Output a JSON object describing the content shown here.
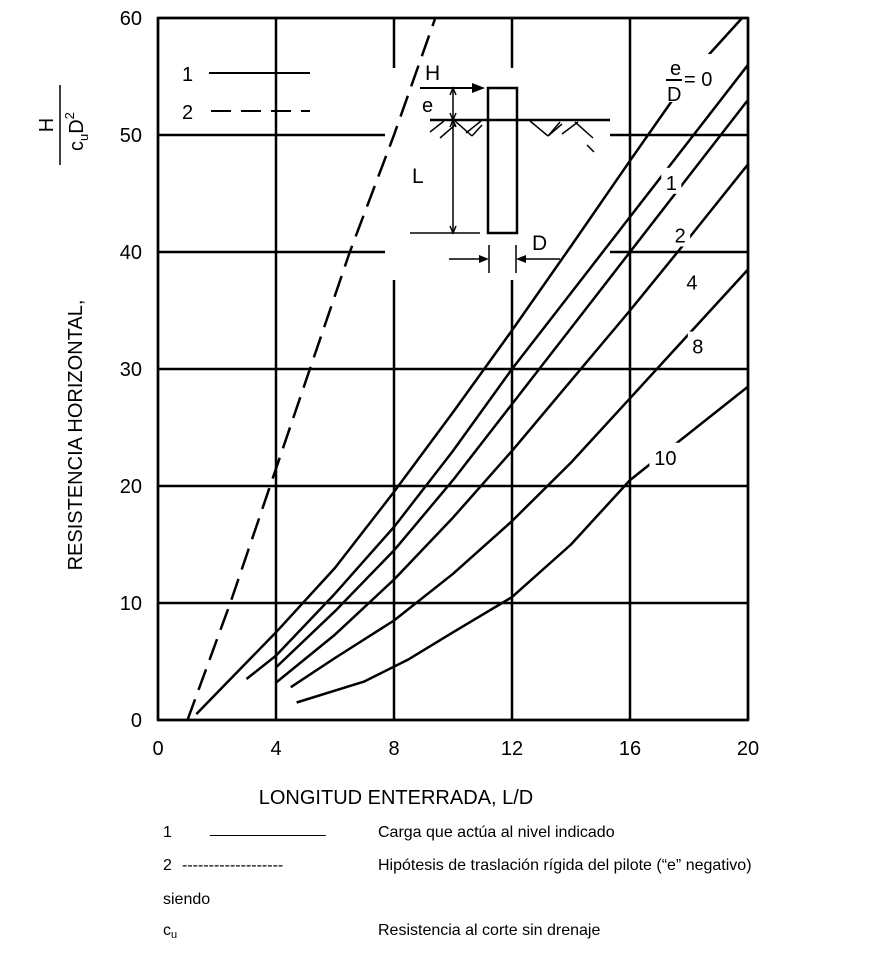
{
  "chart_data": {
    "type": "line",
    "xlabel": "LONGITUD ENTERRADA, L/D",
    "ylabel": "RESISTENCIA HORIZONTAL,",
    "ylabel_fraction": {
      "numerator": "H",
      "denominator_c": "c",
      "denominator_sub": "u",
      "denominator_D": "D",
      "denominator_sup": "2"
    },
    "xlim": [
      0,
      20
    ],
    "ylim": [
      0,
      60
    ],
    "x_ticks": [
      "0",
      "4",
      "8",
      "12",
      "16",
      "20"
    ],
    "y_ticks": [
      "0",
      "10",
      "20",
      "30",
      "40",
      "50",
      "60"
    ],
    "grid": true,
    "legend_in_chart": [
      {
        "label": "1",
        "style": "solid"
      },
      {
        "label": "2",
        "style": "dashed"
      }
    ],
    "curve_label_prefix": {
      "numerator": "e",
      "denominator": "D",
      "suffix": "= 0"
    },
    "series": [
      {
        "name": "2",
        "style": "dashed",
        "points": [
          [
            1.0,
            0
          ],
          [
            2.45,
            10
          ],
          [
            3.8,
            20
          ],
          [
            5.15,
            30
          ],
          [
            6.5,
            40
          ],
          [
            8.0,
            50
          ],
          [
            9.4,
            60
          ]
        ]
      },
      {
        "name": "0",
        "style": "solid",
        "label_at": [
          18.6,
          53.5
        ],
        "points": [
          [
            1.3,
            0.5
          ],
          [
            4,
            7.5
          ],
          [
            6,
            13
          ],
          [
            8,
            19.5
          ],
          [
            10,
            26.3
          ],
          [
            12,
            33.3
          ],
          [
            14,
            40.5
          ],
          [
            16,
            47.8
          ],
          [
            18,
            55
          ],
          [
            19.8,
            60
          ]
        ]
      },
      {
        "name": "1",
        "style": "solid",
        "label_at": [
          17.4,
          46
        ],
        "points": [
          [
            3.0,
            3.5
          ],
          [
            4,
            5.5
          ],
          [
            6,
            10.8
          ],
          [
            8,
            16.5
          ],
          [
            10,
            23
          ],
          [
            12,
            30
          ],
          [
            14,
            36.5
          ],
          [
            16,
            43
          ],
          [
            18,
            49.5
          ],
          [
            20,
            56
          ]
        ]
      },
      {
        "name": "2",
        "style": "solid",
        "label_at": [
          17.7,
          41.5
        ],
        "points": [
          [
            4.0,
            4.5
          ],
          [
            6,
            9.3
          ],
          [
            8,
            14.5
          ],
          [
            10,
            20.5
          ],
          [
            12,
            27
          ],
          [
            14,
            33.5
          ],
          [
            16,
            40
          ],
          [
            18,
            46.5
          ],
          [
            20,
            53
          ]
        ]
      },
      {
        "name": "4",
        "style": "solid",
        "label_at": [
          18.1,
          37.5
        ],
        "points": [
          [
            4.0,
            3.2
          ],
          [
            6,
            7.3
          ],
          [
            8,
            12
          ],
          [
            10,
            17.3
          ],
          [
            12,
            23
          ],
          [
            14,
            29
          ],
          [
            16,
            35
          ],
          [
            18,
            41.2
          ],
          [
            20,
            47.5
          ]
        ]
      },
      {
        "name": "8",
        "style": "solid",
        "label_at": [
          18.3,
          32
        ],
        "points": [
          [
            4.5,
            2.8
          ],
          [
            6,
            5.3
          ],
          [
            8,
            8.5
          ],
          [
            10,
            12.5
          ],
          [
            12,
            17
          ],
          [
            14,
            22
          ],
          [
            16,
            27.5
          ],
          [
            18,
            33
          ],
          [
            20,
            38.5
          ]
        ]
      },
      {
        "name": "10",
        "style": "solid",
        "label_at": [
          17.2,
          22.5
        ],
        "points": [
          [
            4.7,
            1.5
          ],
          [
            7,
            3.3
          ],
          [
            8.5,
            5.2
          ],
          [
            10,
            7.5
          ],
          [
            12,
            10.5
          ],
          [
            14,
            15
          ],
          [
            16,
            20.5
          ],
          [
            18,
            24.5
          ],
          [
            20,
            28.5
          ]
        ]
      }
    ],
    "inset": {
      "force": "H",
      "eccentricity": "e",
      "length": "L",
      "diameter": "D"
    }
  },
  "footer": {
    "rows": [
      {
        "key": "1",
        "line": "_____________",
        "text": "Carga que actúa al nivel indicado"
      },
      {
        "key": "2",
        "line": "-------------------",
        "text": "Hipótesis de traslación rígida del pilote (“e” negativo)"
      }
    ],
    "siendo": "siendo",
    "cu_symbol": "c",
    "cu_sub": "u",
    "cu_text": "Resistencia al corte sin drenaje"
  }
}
◆ ◆ ◆ ◆
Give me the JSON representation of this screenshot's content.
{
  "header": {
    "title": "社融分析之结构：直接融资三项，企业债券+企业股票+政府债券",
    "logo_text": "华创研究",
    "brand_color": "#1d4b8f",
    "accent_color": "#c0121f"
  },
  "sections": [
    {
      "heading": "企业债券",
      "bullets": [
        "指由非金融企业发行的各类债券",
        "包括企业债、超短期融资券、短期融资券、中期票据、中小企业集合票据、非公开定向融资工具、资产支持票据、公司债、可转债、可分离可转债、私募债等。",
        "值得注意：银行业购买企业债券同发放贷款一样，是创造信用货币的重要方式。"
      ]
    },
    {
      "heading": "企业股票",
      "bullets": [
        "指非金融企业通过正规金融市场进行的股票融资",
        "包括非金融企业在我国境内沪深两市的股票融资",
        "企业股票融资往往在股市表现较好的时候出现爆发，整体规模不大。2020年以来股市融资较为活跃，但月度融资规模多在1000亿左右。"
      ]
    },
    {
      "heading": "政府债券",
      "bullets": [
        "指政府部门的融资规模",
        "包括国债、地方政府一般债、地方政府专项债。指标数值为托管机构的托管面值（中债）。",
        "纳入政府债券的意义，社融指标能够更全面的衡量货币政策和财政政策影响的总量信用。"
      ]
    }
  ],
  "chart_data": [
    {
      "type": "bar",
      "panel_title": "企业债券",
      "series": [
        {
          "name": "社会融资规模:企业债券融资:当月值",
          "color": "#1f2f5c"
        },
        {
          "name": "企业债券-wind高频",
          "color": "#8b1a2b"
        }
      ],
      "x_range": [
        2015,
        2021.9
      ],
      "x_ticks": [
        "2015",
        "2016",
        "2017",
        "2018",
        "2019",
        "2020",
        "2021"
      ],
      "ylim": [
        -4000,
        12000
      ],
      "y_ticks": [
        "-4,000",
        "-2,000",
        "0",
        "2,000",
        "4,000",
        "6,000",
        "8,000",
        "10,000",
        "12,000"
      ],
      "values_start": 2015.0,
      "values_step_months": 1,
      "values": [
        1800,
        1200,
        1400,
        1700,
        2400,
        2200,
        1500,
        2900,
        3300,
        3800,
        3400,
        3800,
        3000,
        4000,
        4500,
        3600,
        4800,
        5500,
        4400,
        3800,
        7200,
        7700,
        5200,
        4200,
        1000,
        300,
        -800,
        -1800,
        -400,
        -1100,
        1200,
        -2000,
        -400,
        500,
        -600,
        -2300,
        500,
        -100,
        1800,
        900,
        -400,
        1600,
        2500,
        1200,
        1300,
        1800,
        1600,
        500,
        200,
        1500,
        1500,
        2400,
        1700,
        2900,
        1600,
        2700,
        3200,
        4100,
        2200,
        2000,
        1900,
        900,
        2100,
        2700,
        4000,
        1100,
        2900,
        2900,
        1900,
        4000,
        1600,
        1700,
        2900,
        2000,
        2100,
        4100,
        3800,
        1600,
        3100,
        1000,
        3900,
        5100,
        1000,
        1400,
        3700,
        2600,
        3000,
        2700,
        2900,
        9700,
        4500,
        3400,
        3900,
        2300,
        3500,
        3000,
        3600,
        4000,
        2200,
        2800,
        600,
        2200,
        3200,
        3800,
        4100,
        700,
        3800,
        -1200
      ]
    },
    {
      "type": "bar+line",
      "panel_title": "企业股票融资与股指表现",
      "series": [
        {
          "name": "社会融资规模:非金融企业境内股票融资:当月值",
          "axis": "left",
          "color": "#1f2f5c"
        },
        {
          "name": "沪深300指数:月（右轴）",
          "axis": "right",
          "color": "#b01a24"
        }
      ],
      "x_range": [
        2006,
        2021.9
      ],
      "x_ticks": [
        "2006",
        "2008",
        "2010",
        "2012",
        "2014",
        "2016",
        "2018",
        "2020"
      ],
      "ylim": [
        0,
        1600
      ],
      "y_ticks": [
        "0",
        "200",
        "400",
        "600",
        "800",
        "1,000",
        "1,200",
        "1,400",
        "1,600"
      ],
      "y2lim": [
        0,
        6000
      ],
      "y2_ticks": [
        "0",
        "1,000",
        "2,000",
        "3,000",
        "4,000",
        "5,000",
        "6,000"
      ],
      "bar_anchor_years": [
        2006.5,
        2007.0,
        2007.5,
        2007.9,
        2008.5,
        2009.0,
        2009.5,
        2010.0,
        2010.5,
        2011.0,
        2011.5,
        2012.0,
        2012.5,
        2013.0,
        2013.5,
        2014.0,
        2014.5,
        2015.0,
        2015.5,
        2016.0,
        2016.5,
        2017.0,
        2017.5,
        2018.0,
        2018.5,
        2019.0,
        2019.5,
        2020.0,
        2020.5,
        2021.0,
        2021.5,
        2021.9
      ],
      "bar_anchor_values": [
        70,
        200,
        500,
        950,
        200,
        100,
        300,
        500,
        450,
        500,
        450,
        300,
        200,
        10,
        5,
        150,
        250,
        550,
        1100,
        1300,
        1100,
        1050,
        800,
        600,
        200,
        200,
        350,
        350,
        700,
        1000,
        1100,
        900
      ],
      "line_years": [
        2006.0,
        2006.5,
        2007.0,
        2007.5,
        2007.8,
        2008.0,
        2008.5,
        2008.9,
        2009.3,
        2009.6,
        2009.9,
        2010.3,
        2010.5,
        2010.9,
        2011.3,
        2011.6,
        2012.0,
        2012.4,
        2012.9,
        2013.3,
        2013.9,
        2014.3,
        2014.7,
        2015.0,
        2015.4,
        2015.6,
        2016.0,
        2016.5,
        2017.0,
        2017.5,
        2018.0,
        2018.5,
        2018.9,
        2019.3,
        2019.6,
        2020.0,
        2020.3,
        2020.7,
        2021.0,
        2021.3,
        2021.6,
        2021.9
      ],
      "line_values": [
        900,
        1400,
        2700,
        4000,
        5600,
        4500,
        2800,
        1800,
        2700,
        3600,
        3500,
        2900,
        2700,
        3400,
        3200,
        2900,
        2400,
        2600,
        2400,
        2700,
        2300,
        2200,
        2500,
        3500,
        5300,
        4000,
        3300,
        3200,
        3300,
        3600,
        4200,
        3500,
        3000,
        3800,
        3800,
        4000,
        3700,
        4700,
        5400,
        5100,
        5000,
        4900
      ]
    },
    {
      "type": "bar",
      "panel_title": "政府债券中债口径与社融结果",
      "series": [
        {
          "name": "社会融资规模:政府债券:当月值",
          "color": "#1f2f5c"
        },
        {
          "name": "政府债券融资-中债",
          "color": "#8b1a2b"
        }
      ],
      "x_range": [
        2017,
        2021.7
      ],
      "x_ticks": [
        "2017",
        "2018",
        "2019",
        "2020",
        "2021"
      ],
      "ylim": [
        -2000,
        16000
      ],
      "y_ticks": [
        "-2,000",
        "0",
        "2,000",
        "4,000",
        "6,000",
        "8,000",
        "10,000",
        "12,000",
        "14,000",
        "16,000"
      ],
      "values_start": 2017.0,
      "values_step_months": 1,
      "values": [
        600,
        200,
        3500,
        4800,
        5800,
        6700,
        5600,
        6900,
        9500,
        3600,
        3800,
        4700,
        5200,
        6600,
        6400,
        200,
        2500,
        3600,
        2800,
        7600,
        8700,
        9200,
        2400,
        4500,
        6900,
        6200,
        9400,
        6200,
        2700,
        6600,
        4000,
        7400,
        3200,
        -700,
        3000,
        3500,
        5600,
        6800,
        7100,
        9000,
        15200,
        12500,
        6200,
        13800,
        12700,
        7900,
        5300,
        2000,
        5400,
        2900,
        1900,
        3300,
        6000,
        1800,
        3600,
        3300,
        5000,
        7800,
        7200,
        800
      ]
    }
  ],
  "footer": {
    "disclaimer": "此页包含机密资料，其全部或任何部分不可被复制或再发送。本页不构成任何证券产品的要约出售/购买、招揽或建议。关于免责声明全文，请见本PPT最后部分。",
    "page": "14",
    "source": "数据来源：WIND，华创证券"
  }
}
◆ ◆ ◆ ◆
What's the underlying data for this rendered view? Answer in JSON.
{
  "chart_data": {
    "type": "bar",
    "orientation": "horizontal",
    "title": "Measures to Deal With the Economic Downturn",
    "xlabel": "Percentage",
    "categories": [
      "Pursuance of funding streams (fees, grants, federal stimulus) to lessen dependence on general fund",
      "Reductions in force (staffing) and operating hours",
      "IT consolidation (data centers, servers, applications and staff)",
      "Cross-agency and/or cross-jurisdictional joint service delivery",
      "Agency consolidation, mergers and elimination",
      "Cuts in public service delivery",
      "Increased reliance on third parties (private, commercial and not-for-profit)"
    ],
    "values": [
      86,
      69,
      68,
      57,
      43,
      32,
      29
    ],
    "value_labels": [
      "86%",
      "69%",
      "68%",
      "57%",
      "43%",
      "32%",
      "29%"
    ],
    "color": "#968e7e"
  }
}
◆ ◆ ◆ ◆
State how many lines of the listing hold the string "service"; reply with the number and nothing else.

Task output - 2